»»
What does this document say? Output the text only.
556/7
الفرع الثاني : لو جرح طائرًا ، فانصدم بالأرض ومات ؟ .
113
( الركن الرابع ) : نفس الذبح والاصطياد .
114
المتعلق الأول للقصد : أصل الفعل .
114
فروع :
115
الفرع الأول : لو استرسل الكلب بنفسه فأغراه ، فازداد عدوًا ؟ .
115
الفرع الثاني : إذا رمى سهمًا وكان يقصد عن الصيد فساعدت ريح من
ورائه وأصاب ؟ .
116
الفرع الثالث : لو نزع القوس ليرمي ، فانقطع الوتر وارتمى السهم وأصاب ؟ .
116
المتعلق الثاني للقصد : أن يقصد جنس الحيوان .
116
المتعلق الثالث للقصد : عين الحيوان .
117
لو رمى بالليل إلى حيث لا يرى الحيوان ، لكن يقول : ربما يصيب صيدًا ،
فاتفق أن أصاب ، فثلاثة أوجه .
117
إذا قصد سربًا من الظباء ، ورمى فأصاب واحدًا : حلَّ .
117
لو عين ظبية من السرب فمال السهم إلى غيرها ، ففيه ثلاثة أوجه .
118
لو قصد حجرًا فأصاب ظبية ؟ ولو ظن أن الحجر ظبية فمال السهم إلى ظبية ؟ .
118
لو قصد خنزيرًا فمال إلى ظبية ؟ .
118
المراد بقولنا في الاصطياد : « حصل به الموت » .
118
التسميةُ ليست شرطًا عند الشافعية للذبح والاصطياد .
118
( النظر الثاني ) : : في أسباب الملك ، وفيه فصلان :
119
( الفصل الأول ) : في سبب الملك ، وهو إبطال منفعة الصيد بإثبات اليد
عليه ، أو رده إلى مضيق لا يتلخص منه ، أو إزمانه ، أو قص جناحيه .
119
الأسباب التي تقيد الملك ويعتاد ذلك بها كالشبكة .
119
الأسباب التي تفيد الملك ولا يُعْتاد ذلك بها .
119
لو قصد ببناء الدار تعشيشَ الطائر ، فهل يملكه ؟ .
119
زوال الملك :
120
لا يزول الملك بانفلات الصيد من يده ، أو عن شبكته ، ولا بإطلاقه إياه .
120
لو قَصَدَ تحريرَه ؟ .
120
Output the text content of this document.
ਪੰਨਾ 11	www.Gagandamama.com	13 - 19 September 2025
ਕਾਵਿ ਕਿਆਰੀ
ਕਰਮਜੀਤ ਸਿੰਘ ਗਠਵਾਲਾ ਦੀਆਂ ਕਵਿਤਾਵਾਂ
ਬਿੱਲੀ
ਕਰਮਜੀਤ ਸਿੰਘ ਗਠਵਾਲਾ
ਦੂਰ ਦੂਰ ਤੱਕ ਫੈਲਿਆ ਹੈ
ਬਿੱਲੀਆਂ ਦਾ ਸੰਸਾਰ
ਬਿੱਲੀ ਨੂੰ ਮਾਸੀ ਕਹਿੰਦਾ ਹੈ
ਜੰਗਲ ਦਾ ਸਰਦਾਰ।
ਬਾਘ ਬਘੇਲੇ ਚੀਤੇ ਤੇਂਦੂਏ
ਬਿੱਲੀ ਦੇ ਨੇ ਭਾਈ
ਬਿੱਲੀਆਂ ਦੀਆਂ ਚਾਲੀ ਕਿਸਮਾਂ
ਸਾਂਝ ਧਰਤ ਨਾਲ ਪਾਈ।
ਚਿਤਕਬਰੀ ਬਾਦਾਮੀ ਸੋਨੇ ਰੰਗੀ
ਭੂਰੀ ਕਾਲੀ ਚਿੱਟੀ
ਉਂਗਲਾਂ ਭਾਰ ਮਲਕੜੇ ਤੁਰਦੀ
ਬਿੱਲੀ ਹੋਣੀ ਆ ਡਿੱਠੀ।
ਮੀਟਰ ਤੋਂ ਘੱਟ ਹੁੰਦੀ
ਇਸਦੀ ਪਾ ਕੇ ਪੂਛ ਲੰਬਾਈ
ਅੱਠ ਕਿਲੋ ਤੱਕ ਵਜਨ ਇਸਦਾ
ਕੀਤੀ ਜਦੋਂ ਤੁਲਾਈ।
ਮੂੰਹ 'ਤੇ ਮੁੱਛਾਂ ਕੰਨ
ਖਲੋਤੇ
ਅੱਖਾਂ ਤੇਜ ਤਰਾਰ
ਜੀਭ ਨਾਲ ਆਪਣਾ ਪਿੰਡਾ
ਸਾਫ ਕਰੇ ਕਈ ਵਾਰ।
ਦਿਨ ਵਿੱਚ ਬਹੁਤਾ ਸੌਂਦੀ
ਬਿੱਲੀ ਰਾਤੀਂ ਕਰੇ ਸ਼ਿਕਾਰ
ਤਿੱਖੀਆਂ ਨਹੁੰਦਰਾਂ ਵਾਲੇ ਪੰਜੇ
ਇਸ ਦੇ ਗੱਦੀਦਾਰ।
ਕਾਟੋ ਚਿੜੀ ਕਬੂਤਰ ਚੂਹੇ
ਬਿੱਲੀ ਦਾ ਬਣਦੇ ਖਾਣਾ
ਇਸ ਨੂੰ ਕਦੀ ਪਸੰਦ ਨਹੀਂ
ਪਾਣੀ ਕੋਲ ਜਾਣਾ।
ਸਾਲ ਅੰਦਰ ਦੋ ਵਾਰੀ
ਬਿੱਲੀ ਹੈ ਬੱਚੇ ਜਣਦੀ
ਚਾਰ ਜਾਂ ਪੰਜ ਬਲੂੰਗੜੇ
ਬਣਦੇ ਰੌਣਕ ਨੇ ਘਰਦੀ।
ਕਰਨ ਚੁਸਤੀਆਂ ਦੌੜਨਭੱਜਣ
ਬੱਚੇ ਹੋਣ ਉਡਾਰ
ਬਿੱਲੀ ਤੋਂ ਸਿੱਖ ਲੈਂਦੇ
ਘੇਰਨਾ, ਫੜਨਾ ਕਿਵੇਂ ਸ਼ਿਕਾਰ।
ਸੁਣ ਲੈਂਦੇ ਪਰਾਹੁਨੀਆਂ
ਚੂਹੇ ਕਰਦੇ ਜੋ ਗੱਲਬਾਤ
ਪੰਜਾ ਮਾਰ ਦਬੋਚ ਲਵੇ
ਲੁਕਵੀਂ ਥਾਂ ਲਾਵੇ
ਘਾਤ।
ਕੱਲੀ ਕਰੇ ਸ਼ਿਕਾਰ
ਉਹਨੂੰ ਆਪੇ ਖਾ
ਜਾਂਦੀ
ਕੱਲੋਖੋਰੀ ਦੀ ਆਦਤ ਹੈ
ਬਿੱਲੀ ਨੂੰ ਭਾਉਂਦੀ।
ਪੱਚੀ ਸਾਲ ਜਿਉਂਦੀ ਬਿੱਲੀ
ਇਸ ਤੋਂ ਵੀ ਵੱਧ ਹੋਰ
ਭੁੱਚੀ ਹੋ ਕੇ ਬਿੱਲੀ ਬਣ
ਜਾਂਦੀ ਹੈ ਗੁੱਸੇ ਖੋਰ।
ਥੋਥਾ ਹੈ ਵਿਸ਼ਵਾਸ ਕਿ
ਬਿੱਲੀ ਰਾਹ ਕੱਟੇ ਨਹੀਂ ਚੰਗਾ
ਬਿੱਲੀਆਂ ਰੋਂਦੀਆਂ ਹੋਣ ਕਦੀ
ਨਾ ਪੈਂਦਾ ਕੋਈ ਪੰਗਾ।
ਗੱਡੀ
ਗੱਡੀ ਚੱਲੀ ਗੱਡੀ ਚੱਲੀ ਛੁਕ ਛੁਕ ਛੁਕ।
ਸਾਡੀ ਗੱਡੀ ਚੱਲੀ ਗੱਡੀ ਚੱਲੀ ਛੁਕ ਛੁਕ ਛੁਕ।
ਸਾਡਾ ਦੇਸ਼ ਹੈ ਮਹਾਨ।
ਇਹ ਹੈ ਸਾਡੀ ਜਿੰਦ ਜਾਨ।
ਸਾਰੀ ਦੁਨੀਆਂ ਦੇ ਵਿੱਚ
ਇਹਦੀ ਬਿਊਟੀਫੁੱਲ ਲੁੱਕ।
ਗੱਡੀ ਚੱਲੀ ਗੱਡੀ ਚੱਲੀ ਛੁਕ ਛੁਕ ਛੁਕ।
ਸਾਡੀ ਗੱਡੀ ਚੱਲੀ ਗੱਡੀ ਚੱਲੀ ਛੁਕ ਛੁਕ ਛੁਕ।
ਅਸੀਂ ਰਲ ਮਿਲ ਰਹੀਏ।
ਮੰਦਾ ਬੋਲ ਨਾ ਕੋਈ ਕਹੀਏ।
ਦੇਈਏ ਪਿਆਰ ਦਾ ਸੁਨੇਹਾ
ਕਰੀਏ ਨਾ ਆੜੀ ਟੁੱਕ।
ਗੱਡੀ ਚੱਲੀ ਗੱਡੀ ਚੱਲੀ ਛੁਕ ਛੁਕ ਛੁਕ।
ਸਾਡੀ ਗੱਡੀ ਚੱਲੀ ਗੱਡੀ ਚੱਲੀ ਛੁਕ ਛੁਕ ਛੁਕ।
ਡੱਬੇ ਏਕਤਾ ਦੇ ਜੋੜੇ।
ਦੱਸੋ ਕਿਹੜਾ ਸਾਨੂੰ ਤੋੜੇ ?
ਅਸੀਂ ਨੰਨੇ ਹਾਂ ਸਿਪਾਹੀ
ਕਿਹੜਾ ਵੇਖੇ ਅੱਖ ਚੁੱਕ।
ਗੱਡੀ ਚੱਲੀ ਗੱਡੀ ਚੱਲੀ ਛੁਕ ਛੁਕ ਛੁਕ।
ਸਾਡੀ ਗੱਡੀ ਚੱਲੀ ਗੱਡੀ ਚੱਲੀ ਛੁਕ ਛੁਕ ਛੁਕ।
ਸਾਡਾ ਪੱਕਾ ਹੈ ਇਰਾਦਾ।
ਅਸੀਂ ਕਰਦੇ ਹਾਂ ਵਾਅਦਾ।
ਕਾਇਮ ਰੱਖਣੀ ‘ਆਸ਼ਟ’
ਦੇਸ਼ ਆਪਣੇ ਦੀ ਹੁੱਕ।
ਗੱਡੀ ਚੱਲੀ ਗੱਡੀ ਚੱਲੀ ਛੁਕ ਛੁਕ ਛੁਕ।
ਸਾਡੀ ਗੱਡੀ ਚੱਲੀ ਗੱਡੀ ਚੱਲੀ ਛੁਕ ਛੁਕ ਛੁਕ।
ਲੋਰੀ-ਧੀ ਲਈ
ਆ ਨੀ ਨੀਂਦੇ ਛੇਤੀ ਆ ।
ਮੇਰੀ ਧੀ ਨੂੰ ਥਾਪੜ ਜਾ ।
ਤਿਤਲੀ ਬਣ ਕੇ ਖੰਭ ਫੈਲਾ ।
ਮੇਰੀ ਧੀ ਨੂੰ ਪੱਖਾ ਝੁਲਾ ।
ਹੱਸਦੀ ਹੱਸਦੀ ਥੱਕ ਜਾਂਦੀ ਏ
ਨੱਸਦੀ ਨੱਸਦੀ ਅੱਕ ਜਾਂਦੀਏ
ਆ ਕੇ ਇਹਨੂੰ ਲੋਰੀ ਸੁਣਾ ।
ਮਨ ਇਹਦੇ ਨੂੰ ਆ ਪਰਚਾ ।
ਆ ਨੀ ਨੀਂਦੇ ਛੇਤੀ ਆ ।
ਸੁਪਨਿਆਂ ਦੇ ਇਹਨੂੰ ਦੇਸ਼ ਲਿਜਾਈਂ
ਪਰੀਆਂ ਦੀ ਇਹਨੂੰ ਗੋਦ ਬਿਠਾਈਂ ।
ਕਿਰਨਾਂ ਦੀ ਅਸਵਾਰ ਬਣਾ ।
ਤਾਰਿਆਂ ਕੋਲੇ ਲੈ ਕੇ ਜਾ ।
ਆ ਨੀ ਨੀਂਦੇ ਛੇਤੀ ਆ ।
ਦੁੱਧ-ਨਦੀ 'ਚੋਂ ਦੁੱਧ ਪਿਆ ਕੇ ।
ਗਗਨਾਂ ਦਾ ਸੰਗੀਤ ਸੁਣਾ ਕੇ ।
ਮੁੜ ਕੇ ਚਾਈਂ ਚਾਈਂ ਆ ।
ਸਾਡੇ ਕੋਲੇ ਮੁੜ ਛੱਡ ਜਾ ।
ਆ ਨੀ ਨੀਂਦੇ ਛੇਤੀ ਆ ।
««
◆ Problem description
Return every line of the preceding records in which the word "الأسباب" appears.

◆ Exercise solution
الأسباب التي تقيد الملك ويعتاد ذلك بها كالشبكة .
الأسباب التي تفيد الملك ولا يُعْتاد ذلك بها .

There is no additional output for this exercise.